- Your goal:
Print only the line with "Transcribe this image's" and the lines after it, ending with the last line of the material, each exactly as it stands.

- - -

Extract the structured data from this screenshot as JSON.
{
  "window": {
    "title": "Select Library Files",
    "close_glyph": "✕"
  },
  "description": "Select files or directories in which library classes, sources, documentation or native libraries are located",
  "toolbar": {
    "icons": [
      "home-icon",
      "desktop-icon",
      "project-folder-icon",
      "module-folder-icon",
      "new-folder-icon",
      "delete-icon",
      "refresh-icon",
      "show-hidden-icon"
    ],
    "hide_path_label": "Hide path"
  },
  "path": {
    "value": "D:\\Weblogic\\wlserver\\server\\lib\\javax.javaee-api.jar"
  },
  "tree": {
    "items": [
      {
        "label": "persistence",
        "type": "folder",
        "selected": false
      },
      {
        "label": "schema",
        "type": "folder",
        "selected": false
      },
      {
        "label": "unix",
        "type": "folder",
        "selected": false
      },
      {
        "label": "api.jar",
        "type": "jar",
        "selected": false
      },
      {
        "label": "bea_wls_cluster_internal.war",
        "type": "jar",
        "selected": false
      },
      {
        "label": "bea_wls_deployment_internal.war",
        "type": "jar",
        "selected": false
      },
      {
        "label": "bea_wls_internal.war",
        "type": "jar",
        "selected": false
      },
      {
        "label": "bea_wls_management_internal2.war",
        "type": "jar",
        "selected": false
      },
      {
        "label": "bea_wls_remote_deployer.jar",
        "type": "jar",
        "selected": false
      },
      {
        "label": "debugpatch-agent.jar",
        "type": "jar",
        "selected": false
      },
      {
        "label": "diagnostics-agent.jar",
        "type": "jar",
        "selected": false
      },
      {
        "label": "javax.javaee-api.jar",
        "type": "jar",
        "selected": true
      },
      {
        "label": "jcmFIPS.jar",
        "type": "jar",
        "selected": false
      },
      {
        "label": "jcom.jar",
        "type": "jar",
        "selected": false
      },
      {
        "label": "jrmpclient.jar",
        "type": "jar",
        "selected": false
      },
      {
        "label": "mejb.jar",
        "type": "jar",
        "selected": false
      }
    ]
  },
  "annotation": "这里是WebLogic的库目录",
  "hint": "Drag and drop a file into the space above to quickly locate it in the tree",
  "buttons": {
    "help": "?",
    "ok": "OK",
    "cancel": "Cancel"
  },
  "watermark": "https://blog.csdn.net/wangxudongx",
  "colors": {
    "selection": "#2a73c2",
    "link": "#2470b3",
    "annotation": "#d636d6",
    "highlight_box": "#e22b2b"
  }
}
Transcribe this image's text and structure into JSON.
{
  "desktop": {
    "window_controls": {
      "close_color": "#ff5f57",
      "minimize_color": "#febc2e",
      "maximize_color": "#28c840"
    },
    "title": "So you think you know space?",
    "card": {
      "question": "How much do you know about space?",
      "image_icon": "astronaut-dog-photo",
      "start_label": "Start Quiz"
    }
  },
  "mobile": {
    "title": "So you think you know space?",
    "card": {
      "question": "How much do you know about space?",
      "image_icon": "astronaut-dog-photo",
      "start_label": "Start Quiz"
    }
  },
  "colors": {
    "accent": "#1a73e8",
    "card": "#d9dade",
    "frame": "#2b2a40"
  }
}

- - -

- Answer to this exercise:
Transcribe this image's text and structure into JSON.
{
  "desktop": {
    "window_controls": {
      "close_color": "#ff5f57",
      "minimize_color": "#febc2e",
      "maximize_color": "#28c840"
    },
    "title": "So you think you know space?",
    "card": {
      "question": "How much do you know about space?",
      "image_icon": "astronaut-dog-photo",
      "start_label": "Start Quiz"
    }
  },
  "mobile": {
    "title": "So you think you know space?",
    "card": {
      "question": "How much do you know about space?",
      "image_icon": "astronaut-dog-photo",
      "start_label": "Start Quiz"
    }
  },
  "colors": {
    "accent": "#1a73e8",
    "card": "#d9dade",
    "frame": "#2b2a40"
  }
}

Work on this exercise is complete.